---------- TASK DATA ----------
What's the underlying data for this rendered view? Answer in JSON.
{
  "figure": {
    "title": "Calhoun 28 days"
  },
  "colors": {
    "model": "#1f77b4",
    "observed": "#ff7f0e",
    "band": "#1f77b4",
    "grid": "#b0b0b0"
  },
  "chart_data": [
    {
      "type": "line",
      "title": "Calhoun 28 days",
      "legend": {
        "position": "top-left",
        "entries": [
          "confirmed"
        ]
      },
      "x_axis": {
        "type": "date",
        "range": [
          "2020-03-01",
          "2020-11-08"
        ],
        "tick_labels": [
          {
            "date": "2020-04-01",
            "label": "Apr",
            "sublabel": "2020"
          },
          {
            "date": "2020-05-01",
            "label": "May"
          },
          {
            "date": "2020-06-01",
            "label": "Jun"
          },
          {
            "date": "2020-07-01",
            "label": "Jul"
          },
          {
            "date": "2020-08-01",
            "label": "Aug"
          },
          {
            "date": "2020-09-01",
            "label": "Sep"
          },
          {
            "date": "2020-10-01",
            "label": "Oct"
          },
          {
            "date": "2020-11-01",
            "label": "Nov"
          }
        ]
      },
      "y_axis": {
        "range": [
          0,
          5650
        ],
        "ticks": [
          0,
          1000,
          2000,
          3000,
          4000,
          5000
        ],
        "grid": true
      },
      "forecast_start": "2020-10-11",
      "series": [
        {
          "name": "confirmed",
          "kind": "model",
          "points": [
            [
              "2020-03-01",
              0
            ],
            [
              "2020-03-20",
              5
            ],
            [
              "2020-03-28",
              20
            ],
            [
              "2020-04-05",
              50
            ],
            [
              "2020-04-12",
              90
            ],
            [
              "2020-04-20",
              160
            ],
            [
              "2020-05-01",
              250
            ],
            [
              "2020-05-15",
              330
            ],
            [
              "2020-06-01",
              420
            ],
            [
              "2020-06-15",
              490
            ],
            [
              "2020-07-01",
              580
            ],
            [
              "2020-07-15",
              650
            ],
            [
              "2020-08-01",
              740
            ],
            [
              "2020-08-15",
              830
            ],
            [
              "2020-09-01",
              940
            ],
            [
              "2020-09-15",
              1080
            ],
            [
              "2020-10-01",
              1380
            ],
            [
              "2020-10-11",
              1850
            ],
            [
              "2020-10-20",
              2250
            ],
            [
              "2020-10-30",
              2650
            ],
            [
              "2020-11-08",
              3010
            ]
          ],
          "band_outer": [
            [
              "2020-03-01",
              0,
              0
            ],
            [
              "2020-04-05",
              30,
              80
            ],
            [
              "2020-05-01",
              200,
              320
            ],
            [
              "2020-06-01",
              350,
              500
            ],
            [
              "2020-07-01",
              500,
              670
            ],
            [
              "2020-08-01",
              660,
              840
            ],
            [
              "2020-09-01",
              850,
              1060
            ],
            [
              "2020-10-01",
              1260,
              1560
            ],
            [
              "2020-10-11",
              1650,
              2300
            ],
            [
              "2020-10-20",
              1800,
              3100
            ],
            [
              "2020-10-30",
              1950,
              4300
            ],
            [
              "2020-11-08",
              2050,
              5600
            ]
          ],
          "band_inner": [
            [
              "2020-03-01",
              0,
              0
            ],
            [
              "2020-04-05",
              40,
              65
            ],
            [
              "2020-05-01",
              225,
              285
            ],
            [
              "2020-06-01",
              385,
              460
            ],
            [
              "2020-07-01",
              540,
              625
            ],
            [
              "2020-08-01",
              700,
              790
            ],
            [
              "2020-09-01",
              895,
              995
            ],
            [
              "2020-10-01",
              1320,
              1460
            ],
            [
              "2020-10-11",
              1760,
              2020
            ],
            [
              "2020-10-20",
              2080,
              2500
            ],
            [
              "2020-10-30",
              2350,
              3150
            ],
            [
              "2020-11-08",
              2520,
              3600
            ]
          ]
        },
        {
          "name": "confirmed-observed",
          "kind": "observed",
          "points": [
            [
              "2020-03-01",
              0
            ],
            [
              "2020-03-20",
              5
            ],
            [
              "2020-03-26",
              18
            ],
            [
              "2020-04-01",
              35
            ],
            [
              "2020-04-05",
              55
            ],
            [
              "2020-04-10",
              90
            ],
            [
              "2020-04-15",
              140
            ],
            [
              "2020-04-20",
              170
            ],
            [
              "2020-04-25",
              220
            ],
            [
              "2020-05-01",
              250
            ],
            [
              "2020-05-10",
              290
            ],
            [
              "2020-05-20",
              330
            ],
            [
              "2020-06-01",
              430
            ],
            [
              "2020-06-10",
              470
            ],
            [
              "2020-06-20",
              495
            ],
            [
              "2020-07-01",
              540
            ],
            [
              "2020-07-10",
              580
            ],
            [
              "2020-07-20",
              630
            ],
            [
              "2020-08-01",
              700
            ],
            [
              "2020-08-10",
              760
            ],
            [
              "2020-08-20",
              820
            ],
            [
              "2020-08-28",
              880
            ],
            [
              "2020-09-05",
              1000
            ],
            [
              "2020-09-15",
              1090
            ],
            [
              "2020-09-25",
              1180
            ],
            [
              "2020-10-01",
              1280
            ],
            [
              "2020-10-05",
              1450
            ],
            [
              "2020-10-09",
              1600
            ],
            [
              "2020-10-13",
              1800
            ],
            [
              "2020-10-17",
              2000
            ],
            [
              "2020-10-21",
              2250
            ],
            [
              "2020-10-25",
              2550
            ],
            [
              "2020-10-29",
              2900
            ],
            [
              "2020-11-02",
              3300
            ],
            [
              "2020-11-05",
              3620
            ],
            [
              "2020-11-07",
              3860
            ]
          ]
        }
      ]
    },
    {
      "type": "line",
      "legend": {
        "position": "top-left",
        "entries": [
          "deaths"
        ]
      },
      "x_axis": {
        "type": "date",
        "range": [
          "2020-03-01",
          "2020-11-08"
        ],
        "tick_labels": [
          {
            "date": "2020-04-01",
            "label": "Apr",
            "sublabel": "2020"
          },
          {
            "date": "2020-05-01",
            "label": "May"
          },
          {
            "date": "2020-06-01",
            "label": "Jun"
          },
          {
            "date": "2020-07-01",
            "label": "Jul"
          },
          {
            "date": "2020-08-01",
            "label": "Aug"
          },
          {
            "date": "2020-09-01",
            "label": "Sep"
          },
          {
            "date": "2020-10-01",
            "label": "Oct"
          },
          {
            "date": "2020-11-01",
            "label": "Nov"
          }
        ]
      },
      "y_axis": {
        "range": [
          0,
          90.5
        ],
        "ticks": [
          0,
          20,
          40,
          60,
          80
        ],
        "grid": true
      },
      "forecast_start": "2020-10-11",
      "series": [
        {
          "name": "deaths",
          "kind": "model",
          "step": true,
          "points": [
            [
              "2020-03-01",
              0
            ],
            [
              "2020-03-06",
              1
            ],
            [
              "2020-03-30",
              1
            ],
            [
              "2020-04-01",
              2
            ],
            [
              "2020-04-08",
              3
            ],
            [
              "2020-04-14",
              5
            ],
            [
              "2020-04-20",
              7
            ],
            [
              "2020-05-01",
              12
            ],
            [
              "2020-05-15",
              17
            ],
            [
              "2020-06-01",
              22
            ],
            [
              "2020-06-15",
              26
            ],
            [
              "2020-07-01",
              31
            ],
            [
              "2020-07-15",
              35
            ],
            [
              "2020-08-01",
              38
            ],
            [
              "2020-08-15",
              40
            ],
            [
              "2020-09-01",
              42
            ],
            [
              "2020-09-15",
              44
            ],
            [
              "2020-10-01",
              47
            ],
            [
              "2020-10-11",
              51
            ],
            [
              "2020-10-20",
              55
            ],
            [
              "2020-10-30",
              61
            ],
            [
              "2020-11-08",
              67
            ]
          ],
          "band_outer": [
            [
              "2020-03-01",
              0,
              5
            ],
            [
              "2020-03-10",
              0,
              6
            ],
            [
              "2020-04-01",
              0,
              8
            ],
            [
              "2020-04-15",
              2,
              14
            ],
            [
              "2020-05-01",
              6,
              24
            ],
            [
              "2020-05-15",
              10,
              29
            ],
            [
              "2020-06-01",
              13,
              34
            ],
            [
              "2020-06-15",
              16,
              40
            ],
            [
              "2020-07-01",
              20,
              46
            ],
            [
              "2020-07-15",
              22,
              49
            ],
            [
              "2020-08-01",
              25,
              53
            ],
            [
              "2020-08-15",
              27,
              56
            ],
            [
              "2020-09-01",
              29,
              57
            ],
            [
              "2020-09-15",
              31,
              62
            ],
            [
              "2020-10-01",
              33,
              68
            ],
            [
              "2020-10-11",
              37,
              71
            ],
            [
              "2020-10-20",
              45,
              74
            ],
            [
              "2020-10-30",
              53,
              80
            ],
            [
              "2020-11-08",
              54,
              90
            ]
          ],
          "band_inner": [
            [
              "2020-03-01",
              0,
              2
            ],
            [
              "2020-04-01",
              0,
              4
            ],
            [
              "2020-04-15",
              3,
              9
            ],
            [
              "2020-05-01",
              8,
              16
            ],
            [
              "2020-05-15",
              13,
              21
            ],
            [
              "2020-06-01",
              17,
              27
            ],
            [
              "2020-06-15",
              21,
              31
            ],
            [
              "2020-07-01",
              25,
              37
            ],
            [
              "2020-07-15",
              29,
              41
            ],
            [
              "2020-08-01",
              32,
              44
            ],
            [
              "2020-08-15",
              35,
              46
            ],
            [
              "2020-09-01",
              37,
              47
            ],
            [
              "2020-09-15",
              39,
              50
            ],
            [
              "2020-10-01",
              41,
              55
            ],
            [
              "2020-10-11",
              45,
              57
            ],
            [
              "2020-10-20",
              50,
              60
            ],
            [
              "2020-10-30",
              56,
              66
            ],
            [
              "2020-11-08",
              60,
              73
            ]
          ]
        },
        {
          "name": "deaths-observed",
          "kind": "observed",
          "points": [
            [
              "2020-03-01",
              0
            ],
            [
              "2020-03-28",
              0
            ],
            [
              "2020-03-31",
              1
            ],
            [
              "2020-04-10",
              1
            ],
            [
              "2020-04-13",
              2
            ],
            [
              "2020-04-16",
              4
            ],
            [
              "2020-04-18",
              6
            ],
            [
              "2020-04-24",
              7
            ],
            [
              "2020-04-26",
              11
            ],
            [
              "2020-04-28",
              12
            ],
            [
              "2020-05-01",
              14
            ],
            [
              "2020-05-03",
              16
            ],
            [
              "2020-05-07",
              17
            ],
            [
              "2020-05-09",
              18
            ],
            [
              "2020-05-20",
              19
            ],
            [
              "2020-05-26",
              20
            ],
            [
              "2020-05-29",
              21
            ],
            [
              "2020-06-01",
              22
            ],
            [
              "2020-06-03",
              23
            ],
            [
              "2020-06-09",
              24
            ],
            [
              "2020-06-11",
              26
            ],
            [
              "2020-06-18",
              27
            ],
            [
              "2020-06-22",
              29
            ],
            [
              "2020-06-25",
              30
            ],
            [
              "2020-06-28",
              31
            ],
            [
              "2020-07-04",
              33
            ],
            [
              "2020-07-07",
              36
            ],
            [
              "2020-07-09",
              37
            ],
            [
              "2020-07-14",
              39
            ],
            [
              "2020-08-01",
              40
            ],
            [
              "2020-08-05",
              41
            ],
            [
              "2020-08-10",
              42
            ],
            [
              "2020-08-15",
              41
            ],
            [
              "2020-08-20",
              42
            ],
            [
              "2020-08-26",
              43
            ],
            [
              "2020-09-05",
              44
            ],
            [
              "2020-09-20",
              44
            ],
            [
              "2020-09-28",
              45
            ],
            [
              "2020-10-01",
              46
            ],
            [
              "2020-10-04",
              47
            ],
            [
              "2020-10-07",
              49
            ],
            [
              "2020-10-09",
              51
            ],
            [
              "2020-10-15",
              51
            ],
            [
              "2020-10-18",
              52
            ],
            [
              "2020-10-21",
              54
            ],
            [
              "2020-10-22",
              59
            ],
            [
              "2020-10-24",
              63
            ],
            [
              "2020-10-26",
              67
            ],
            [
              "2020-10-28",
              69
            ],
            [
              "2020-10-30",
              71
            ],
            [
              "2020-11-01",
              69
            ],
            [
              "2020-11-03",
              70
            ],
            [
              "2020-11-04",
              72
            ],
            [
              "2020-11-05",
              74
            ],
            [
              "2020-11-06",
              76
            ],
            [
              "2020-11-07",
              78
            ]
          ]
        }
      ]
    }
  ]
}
----------
TASK PROMPT - Pick out the lines that contain "days" and copy them.

RIGHT ANSWER -
    "title": "Calhoun 28 days"
      "title": "Calhoun 28 days",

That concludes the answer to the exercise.